##### Data in this exercise

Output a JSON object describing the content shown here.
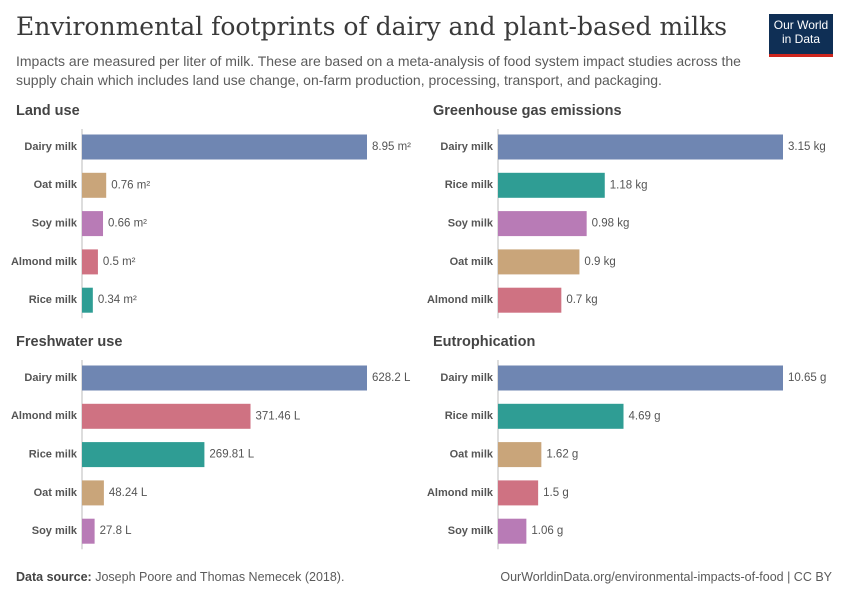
{
  "title": "Environmental footprints of dairy and plant-based milks",
  "subtitle": "Impacts are measured per liter of milk. These are based on a meta-analysis of food system impact studies across the supply chain which includes land use change, on-farm production, processing, transport, and packaging.",
  "logo": [
    "Our World",
    "in Data"
  ],
  "source_label": "Data source:",
  "source": "Joseph Poore and Thomas Nemecek (2018).",
  "url": "OurWorldinData.org/environmental-impacts-of-food | CC BY",
  "chart_data": [
    {
      "type": "bar",
      "orientation": "horizontal",
      "title": "Land use",
      "categories": [
        "Dairy milk",
        "Oat milk",
        "Soy milk",
        "Almond milk",
        "Rice milk"
      ],
      "values": [
        8.95,
        0.76,
        0.66,
        0.5,
        0.34
      ],
      "value_labels": [
        "8.95 m²",
        "0.76 m²",
        "0.66 m²",
        "0.5 m²",
        "0.34 m²"
      ],
      "colors": [
        "#6f86b2",
        "#c9a57a",
        "#b87bb6",
        "#cf7282",
        "#2f9d94"
      ]
    },
    {
      "type": "bar",
      "orientation": "horizontal",
      "title": "Greenhouse gas emissions",
      "categories": [
        "Dairy milk",
        "Rice milk",
        "Soy milk",
        "Oat milk",
        "Almond milk"
      ],
      "values": [
        3.15,
        1.18,
        0.98,
        0.9,
        0.7
      ],
      "value_labels": [
        "3.15 kg",
        "1.18 kg",
        "0.98 kg",
        "0.9 kg",
        "0.7 kg"
      ],
      "colors": [
        "#6f86b2",
        "#2f9d94",
        "#b87bb6",
        "#c9a57a",
        "#cf7282"
      ]
    },
    {
      "type": "bar",
      "orientation": "horizontal",
      "title": "Freshwater use",
      "categories": [
        "Dairy milk",
        "Almond milk",
        "Rice milk",
        "Oat milk",
        "Soy milk"
      ],
      "values": [
        628.2,
        371.46,
        269.81,
        48.24,
        27.8
      ],
      "value_labels": [
        "628.2 L",
        "371.46 L",
        "269.81 L",
        "48.24 L",
        "27.8 L"
      ],
      "colors": [
        "#6f86b2",
        "#cf7282",
        "#2f9d94",
        "#c9a57a",
        "#b87bb6"
      ]
    },
    {
      "type": "bar",
      "orientation": "horizontal",
      "title": "Eutrophication",
      "categories": [
        "Dairy milk",
        "Rice milk",
        "Oat milk",
        "Almond milk",
        "Soy milk"
      ],
      "values": [
        10.65,
        4.69,
        1.62,
        1.5,
        1.06
      ],
      "value_labels": [
        "10.65 g",
        "4.69 g",
        "1.62 g",
        "1.5 g",
        "1.06 g"
      ],
      "colors": [
        "#6f86b2",
        "#2f9d94",
        "#c9a57a",
        "#cf7282",
        "#b87bb6"
      ]
    }
  ]
}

##########

** Instructions to follow **
Write out each entry exactly as given, but skip the pictures.

** Expected output **
Output a JSON object describing the content shown here.
{
  "title": "Environmental footprints of dairy and plant-based milks",
  "subtitle": "Impacts are measured per liter of milk. These are based on a meta-analysis of food system impact studies across the supply chain which includes land use change, on-farm production, processing, transport, and packaging.",
  "logo": [
    "Our World",
    "in Data"
  ],
  "source_label": "Data source:",
  "source": "Joseph Poore and Thomas Nemecek (2018).",
  "url": "OurWorldinData.org/environmental-impacts-of-food | CC BY",
  "chart_data": [
    {
      "type": "bar",
      "orientation": "horizontal",
      "title": "Land use",
      "categories": [
        "Dairy milk",
        "Oat milk",
        "Soy milk",
        "Almond milk",
        "Rice milk"
      ],
      "values": [
        8.95,
        0.76,
        0.66,
        0.5,
        0.34
      ],
      "value_labels": [
        "8.95 m²",
        "0.76 m²",
        "0.66 m²",
        "0.5 m²",
        "0.34 m²"
      ],
      "colors": [
        "#6f86b2",
        "#c9a57a",
        "#b87bb6",
        "#cf7282",
        "#2f9d94"
      ]
    },
    {
      "type": "bar",
      "orientation": "horizontal",
      "title": "Greenhouse gas emissions",
      "categories": [
        "Dairy milk",
        "Rice milk",
        "Soy milk",
        "Oat milk",
        "Almond milk"
      ],
      "values": [
        3.15,
        1.18,
        0.98,
        0.9,
        0.7
      ],
      "value_labels": [
        "3.15 kg",
        "1.18 kg",
        "0.98 kg",
        "0.9 kg",
        "0.7 kg"
      ],
      "colors": [
        "#6f86b2",
        "#2f9d94",
        "#b87bb6",
        "#c9a57a",
        "#cf7282"
      ]
    },
    {
      "type": "bar",
      "orientation": "horizontal",
      "title": "Freshwater use",
      "categories": [
        "Dairy milk",
        "Almond milk",
        "Rice milk",
        "Oat milk",
        "Soy milk"
      ],
      "values": [
        628.2,
        371.46,
        269.81,
        48.24,
        27.8
      ],
      "value_labels": [
        "628.2 L",
        "371.46 L",
        "269.81 L",
        "48.24 L",
        "27.8 L"
      ],
      "colors": [
        "#6f86b2",
        "#cf7282",
        "#2f9d94",
        "#c9a57a",
        "#b87bb6"
      ]
    },
    {
      "type": "bar",
      "orientation": "horizontal",
      "title": "Eutrophication",
      "categories": [
        "Dairy milk",
        "Rice milk",
        "Oat milk",
        "Almond milk",
        "Soy milk"
      ],
      "values": [
        10.65,
        4.69,
        1.62,
        1.5,
        1.06
      ],
      "value_labels": [
        "10.65 g",
        "4.69 g",
        "1.62 g",
        "1.5 g",
        "1.06 g"
      ],
      "colors": [
        "#6f86b2",
        "#2f9d94",
        "#c9a57a",
        "#cf7282",
        "#b87bb6"
      ]
    }
  ]
}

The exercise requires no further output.